Challenge: Transcribe all the entries word for word, skipping the pictures.

Supplied material:
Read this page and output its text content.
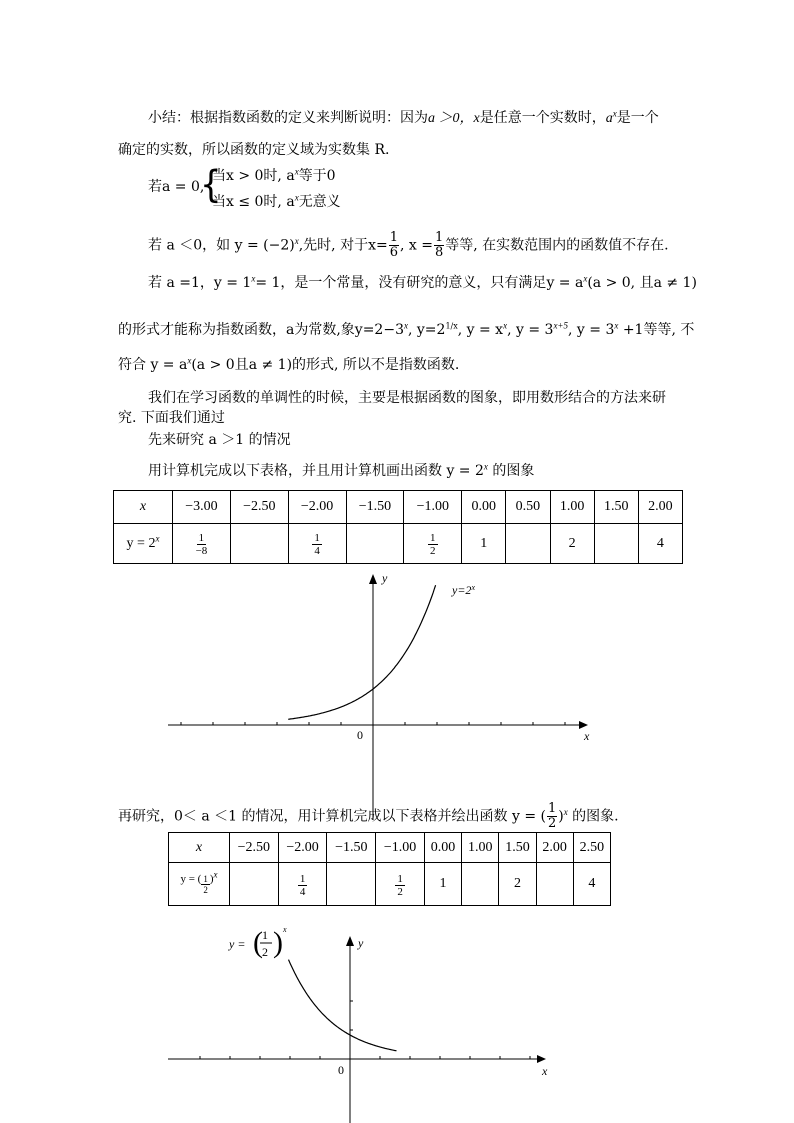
小结：根据指数函数的定义来判断说明：因为a ＞0，x是任意一个实数时，$a^x$是一个
确定的实数，所以函数的定义域为实数集 R.
若a = 0,
{
当x > 0时, $a^x$等于0
当x ≤ 0时, $a^x$无意义
若 a ＜0，如 $y = (-2)^x$,先时, 对于$x= \frac{1}{6}$ , $x = \frac{1}{8}$ 等等, 在实数范围内的函数值不存在.
若 a =1，$y = 1^x= 1$，是一个常量，没有研究的意义，只有满足$y = a^x(a > 0$, 且a ≠ 1)
的形式才能称为指数函数，a为常数,象$y=2-3^x$, $y=2^{1/x}$, $y = x^x$, $y = 3^{x+5}$, $y = 3^x +1$等等, 不
符合 $y = a^x(a > 0$且a ≠ 1)的形式, 所以不是指数函数.
我们在学习函数的单调性的时候，主要是根据函数的图象，即用数形结合的方法来研
究. 下面我们通过
先来研究 a ＞1 的情况
用计算机完成以下表格，并且用计算机画出函数 $y = 2^x$ 的图象
x	−3.00	−2.50	−2.00	−1.50	−1.00	0.00	0.50	1.00	1.50	2.00
$y = 2^x$	$\frac{1}{-8}$		$\frac{1}{4}$		$\frac{1}{2}$	1		2		4
再研究，0＜ a ＜1 的情况，用计算机完成以下表格并绘出函数 y = ( $\frac{1}{2} )^x$ 的图象.
x	−2.50	−2.00	−1.50	−1.00	0.00	1.00	1.50	2.00	2.50
y = ( $\frac{1}{2} )^x$		$\frac{1}{4}$		$\frac{1}{2}$	1		2		4
y
x
0
$y=2^x$
y
x
0
y = ( 1
2 ) x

Result:
Read this page and output its text content.
小结：根据指数函数的定义来判断说明：因为a ＞0，x是任意一个实数时，$a^x$是一个
确定的实数，所以函数的定义域为实数集 R.
若a = 0,
{
当x > 0时, $a^x$等于0
当x ≤ 0时, $a^x$无意义
若 a ＜0，如 $y = (-2)^x$,先时, 对于$x= \frac{1}{6}$ , $x = \frac{1}{8}$ 等等, 在实数范围内的函数值不存在.
若 a =1，$y = 1^x= 1$，是一个常量，没有研究的意义，只有满足$y = a^x(a > 0$, 且a ≠ 1)
的形式才能称为指数函数，a为常数,象$y=2-3^x$, $y=2^{1/x}$, $y = x^x$, $y = 3^{x+5}$, $y = 3^x +1$等等, 不
符合 $y = a^x(a > 0$且a ≠ 1)的形式, 所以不是指数函数.
我们在学习函数的单调性的时候，主要是根据函数的图象，即用数形结合的方法来研
究. 下面我们通过
先来研究 a ＞1 的情况
用计算机完成以下表格，并且用计算机画出函数 $y = 2^x$ 的图象
x	−3.00	−2.50	−2.00	−1.50	−1.00	0.00	0.50	1.00	1.50	2.00
$y = 2^x$	$\frac{1}{-8}$		$\frac{1}{4}$		$\frac{1}{2}$	1		2		4
再研究，0＜ a ＜1 的情况，用计算机完成以下表格并绘出函数 y = ( $\frac{1}{2} )^x$ 的图象.
x	−2.50	−2.00	−1.50	−1.00	0.00	1.00	1.50	2.00	2.50
y = ( $\frac{1}{2} )^x$		$\frac{1}{4}$		$\frac{1}{2}$	1		2		4
y
x
0
$y=2^x$
y
x
0
y = ( 1
2 ) x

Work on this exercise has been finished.